**What you will do:** Copy each line of the records below that contains the word "changing". Match the word with case taken into account.

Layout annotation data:
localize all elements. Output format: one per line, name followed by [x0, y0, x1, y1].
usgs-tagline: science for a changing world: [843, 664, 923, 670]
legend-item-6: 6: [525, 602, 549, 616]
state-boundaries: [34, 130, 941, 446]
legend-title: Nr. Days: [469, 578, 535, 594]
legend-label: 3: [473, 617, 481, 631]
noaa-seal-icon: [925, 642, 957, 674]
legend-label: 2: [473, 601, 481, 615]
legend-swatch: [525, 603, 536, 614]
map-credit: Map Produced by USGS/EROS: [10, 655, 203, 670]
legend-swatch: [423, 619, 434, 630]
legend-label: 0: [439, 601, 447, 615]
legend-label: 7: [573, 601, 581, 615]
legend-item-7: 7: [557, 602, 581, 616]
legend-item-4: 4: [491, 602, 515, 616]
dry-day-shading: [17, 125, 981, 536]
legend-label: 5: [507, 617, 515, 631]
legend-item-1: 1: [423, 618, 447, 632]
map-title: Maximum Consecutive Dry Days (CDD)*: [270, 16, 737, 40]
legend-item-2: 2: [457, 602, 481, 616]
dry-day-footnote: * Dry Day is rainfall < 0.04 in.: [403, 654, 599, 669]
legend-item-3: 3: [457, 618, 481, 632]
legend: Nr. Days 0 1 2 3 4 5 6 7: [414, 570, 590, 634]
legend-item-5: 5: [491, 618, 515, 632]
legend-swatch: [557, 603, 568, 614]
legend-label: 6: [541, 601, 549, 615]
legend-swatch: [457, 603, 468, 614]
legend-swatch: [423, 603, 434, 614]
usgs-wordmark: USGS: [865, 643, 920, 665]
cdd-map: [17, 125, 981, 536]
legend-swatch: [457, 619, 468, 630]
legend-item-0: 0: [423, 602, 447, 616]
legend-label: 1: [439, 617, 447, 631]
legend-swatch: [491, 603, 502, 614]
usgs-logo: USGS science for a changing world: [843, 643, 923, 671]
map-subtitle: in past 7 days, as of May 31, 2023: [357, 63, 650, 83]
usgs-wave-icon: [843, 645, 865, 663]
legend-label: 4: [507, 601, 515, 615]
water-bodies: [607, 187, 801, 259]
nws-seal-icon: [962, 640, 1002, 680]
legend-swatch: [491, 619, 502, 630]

**Response to this task:**
usgs-tagline: science for a changing world: [843, 664, 923, 670]
usgs-logo: USGS science for a changing world: [843, 643, 923, 671]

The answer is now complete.